--- start of DATASET EXCERPTS ---

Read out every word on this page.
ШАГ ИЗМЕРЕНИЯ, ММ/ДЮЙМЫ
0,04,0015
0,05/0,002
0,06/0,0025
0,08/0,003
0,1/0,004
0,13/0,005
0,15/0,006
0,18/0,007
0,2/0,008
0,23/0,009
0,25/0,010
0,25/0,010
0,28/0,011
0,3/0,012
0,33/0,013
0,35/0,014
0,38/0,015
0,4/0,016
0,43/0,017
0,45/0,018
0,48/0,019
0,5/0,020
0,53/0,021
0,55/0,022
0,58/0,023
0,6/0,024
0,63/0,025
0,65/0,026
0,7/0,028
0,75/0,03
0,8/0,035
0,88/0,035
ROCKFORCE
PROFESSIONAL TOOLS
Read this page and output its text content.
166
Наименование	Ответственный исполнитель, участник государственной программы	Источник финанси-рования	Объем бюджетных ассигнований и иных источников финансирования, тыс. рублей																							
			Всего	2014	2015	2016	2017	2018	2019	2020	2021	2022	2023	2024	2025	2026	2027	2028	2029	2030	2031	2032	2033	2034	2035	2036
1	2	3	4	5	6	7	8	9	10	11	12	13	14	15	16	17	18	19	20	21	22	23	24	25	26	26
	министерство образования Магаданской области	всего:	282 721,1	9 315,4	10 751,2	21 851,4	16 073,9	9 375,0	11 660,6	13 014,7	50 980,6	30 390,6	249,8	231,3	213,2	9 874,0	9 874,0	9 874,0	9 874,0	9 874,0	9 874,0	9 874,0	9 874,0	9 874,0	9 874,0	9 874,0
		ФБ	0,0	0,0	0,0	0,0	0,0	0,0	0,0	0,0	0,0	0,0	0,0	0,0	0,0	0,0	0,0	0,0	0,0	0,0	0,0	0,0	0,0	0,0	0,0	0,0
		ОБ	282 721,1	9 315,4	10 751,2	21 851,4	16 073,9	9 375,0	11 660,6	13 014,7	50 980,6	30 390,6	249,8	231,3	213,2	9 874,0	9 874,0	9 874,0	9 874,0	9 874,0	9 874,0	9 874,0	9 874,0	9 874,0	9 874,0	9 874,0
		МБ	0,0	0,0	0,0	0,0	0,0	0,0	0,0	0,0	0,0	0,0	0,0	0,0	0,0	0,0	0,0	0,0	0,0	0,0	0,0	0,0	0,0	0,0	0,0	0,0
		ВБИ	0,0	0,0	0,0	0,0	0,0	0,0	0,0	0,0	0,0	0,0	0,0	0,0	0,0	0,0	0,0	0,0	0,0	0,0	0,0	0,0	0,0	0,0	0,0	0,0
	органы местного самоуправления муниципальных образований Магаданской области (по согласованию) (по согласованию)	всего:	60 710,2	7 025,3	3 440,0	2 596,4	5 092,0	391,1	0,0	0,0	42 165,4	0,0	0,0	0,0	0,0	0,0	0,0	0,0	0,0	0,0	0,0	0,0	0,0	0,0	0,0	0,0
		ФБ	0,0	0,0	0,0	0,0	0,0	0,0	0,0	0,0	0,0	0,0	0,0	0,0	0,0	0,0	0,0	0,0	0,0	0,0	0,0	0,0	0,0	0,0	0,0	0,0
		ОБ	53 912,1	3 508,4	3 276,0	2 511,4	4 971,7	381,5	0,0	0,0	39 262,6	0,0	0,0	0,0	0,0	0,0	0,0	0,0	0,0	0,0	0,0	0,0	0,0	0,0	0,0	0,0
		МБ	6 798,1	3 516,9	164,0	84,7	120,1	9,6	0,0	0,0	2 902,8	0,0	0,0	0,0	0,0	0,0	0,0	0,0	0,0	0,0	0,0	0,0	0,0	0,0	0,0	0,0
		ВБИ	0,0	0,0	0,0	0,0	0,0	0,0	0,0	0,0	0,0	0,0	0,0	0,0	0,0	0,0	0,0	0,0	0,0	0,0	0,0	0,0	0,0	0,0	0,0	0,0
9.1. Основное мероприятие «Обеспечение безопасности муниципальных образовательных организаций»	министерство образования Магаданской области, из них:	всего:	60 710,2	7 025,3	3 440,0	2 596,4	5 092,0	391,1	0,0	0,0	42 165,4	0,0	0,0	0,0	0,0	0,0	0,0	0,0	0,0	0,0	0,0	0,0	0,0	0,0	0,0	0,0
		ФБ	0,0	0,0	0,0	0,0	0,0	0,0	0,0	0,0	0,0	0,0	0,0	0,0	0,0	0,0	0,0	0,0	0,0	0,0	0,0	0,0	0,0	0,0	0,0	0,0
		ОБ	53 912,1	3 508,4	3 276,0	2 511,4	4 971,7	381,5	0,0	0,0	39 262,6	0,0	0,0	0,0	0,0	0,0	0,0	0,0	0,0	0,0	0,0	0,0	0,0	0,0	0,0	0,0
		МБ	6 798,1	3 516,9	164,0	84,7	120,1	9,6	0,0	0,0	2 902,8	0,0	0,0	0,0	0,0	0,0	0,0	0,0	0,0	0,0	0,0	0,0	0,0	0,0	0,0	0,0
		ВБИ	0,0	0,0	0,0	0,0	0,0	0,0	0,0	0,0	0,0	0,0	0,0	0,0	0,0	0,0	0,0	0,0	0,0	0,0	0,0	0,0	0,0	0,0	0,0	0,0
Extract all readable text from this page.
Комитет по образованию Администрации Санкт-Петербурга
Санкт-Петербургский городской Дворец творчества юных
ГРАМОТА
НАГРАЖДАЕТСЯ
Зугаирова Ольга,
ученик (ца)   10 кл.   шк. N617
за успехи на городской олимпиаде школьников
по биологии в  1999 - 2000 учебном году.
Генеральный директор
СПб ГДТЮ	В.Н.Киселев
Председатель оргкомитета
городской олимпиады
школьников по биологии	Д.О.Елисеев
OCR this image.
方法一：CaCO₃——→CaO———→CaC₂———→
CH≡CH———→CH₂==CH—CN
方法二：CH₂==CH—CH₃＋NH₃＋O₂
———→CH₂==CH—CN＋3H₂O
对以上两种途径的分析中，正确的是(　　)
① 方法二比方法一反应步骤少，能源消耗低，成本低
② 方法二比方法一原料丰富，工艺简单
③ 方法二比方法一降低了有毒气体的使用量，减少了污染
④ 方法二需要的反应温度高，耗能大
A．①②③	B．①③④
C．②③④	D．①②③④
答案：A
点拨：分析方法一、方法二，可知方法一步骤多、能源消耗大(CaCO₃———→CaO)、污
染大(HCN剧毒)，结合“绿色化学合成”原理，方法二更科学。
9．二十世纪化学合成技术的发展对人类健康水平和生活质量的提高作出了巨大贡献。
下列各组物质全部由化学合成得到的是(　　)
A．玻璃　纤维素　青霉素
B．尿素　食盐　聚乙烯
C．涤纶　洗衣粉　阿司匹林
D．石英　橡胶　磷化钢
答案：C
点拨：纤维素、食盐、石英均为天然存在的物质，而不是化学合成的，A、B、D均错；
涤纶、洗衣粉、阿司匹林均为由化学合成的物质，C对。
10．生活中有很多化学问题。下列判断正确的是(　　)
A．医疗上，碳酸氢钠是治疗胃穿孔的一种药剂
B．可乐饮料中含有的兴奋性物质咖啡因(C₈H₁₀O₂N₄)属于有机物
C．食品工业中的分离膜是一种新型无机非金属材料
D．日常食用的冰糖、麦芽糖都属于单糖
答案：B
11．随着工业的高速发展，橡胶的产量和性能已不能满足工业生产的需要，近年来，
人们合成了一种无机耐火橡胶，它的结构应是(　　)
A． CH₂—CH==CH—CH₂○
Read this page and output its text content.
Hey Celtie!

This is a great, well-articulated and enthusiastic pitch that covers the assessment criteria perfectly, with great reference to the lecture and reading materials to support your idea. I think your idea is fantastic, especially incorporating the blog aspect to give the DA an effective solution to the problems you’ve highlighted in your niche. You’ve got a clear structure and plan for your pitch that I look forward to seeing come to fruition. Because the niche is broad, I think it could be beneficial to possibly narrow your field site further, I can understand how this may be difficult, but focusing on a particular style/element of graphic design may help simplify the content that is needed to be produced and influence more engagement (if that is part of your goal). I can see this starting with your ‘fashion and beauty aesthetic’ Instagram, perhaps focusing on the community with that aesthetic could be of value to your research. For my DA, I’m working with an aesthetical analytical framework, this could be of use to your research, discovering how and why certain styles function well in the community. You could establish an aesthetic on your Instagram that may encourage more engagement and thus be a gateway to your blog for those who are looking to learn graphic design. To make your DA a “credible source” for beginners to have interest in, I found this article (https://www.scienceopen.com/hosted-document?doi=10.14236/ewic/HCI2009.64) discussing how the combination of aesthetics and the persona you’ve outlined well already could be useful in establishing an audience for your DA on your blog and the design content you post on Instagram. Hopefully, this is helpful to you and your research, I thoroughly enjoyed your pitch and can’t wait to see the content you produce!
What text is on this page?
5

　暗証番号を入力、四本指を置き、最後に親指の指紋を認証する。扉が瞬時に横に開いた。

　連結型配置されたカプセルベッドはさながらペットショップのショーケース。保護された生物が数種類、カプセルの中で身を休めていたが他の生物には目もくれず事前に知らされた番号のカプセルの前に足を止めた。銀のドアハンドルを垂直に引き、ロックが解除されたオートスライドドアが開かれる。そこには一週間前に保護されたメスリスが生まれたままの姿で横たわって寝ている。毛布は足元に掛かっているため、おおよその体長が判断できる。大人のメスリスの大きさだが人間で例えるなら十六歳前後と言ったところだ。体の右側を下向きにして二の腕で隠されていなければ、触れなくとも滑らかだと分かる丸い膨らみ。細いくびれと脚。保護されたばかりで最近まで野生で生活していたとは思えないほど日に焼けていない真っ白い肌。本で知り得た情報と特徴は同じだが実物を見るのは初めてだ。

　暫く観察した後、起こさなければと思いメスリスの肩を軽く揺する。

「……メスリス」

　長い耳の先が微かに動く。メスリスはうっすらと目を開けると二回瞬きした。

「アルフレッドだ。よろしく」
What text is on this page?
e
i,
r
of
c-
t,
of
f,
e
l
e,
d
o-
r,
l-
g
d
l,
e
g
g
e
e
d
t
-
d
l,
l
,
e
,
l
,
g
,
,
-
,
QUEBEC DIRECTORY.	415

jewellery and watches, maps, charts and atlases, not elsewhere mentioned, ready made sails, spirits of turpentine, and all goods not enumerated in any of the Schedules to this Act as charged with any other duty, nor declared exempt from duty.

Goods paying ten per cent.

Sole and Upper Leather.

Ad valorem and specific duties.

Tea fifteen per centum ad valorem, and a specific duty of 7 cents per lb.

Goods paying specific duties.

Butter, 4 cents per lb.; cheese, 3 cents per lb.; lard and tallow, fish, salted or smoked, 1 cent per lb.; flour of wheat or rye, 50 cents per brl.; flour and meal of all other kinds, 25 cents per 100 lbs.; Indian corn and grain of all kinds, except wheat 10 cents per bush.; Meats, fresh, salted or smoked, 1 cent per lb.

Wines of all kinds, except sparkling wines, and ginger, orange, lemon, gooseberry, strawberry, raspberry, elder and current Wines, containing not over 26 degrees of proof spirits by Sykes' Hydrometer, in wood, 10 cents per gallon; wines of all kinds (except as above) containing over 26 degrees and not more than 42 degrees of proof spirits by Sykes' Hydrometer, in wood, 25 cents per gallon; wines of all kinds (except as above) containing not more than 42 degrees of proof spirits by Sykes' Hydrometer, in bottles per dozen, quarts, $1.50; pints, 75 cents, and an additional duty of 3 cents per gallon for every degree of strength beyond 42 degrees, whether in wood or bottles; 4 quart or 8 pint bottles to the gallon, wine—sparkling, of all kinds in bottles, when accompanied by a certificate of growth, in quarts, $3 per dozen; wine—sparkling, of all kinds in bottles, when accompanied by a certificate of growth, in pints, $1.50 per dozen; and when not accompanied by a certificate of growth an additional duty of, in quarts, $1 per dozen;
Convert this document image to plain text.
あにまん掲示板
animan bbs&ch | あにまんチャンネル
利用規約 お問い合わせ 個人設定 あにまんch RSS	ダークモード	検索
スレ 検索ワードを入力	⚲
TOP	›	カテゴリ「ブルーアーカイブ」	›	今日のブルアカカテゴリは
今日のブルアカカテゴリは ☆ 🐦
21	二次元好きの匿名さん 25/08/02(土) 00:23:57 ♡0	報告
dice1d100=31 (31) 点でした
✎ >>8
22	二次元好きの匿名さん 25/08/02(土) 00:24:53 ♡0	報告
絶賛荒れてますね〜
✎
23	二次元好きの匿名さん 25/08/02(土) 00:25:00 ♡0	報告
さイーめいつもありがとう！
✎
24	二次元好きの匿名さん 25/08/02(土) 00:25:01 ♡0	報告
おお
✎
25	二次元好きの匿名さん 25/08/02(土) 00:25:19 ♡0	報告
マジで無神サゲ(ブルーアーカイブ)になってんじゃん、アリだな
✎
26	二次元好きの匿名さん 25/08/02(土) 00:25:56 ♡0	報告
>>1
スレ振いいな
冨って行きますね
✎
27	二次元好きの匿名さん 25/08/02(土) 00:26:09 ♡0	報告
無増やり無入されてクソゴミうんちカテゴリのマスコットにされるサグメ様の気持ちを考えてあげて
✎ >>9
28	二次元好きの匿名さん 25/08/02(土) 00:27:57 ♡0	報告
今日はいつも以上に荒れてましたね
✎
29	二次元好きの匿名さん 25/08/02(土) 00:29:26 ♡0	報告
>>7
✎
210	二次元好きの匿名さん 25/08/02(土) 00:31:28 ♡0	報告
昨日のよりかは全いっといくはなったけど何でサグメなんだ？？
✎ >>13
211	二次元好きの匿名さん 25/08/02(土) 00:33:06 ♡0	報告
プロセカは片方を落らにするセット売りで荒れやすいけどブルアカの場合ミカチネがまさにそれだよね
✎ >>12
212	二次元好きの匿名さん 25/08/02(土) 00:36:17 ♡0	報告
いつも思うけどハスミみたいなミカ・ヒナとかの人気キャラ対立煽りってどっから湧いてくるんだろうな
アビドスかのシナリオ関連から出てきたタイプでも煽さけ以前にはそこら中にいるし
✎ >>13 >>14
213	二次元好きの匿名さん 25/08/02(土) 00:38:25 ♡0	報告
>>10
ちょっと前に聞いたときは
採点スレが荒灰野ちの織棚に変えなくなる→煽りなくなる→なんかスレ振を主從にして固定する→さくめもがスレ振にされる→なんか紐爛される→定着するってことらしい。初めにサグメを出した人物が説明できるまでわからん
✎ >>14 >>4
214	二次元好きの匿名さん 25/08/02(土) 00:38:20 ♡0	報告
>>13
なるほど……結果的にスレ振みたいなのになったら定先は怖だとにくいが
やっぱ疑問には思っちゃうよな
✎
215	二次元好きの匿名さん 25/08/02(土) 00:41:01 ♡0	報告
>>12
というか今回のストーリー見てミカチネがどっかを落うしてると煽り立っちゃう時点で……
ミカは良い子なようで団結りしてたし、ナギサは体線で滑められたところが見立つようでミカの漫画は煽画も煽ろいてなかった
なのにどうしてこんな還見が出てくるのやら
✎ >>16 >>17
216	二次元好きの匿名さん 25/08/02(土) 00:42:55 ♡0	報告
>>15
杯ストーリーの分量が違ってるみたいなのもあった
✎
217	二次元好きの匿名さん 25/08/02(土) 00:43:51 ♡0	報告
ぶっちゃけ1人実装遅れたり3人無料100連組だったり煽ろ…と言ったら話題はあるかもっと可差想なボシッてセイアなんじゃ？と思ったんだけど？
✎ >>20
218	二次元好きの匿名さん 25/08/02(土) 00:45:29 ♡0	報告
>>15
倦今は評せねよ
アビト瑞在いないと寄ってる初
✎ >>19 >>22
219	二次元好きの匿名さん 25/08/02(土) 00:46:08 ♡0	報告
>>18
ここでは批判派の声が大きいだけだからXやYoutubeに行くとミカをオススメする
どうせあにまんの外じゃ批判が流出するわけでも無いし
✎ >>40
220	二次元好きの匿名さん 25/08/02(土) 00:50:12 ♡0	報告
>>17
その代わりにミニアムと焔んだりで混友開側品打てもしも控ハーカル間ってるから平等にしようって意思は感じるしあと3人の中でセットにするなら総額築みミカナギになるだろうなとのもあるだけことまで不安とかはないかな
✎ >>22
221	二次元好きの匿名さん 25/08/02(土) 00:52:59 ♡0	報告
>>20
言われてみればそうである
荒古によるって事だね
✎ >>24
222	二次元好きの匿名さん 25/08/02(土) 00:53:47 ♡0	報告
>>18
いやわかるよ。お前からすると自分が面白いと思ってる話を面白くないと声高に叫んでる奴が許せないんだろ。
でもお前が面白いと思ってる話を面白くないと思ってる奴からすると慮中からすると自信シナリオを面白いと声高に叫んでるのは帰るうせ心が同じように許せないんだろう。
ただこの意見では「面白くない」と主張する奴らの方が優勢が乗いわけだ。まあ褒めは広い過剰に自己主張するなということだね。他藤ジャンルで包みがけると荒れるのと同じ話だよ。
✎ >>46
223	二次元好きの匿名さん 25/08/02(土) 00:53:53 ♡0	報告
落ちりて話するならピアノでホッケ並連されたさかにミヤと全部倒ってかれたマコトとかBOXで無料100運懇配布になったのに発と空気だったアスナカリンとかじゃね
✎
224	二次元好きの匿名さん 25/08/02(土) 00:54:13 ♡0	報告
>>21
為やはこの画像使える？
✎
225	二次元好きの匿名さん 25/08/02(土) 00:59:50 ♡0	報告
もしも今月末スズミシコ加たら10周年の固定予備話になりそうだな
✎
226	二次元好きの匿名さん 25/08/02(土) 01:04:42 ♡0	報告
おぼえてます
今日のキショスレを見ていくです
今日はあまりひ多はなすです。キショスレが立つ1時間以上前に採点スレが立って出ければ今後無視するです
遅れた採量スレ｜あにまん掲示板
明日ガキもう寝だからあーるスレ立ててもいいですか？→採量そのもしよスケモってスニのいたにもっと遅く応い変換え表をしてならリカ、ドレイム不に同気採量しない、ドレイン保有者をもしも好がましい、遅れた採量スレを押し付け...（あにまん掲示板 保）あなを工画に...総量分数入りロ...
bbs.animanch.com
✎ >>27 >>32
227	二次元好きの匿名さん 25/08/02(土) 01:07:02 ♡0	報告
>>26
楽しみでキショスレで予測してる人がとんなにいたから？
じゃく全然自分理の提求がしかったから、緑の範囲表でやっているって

--- end of DATASET EXCERPTS ---

Look above for every line with the word "duty" and copy it.

jewellery and watches, maps, charts and atlases, not elsewhere mentioned, ready made sails, spirits of turpentine, and all goods not enumerated in any of the Schedules to this Act as charged with any other duty, nor declared exempt from duty.
Tea fifteen per centum ad valorem, and a specific duty of 7 cents per lb.
Wines of all kinds, except sparkling wines, and ginger, orange, lemon, gooseberry, strawberry, raspberry, elder and current Wines, containing not over 26 degrees of proof spirits by Sykes' Hydrometer, in wood, 10 cents per gallon; wines of all kinds (except as above) containing over 26 degrees and not more than 42 degrees of proof spirits by Sykes' Hydrometer, in wood, 25 cents per gallon; wines of all kinds (except as above) containing not more than 42 degrees of proof spirits by Sykes' Hydrometer, in bottles per dozen, quarts, $1.50; pints, 75 cents, and an additional duty of 3 cents per gallon for every degree of strength beyond 42 degrees, whether in wood or bottles; 4 quart or 8 pint bottles to the gallon, wine—sparkling, of all kinds in bottles, when accompanied by a certificate of growth, in quarts, $3 per dozen; wine—sparkling, of all kinds in bottles, when accompanied by a certificate of growth, in pints, $1.50 per dozen; and when not accompanied by a certificate of growth an additional duty of, in quarts, $1 per dozen;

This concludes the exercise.